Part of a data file

○ ○ ○ ○ ○ ○ ○

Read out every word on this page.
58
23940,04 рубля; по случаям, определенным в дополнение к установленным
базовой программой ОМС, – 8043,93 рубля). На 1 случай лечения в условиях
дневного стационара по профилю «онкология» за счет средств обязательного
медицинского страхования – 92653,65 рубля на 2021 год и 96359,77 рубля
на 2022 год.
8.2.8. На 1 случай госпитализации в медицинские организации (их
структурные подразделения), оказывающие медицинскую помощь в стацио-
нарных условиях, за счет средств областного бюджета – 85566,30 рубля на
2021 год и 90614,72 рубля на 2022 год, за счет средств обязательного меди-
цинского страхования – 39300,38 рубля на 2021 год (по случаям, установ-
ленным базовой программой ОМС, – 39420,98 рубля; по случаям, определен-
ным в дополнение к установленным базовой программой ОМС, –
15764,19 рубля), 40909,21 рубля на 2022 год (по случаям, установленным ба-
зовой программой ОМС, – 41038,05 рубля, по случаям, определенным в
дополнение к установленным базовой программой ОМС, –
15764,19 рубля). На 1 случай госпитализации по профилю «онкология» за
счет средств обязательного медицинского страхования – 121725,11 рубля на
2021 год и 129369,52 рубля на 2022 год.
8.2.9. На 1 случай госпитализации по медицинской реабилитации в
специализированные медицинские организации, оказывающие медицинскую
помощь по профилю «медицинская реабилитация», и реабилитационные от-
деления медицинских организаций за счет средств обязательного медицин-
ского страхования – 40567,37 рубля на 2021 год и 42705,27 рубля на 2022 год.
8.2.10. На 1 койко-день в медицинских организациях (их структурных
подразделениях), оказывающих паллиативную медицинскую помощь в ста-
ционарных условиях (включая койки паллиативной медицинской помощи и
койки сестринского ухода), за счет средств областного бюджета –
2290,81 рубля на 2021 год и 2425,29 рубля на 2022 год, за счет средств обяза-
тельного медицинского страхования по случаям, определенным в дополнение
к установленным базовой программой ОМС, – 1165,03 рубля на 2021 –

○ ○ ○ ○ ○ ○ ○

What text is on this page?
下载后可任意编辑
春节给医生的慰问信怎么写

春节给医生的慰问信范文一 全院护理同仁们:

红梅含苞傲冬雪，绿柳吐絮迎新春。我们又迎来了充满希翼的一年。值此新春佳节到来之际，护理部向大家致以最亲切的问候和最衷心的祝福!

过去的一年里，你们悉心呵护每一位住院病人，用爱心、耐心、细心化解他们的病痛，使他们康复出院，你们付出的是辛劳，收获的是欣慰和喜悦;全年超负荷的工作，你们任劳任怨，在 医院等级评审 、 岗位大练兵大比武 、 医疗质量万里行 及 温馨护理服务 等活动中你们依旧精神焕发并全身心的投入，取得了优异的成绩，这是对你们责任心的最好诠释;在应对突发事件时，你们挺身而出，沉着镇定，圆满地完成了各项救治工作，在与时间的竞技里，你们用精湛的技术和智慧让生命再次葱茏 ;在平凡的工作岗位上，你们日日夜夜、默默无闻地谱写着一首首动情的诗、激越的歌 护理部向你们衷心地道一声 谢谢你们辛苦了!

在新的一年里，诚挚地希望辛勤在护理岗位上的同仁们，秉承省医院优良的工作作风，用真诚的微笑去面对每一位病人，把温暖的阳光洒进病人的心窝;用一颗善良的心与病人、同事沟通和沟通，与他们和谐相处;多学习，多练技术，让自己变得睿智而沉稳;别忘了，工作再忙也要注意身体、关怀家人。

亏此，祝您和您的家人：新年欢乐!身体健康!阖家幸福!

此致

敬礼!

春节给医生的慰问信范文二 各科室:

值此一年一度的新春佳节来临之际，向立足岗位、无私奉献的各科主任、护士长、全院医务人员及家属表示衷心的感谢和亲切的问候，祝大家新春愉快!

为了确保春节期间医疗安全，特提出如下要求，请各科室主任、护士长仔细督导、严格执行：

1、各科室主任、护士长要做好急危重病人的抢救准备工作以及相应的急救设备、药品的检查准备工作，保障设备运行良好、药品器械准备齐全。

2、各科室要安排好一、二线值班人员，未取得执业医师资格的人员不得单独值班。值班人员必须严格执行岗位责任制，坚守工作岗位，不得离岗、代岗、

○ ○ ○ ○ ○ ○ ○

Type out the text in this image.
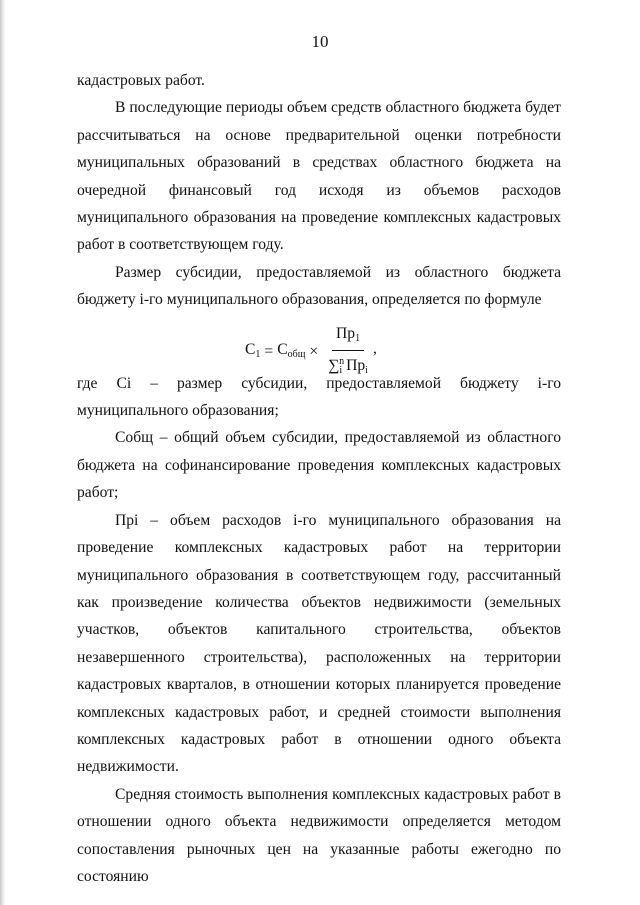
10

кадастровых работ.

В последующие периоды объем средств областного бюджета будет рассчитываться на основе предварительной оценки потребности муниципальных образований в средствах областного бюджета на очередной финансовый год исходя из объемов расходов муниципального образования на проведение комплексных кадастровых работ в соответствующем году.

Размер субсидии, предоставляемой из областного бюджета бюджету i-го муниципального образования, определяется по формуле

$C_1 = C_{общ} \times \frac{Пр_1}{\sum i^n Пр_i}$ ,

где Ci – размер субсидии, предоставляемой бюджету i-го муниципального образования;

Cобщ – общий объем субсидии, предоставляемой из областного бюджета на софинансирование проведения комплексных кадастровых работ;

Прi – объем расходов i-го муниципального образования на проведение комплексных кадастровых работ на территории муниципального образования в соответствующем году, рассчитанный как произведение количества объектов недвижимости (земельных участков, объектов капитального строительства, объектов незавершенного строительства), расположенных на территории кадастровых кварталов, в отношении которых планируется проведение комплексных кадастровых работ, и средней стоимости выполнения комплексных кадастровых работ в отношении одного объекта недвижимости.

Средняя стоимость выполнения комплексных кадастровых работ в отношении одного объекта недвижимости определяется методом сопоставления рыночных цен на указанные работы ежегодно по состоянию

○ ○ ○ ○ ○ ○ ○

Work instructions - Scan the material above. Extract every line in which the word "медицинских" occurs.

Answer for the task -
деления медицинских организаций за счет средств обязательного медицин-
8.2.10. На 1 койко-день в медицинских организациях (их структурных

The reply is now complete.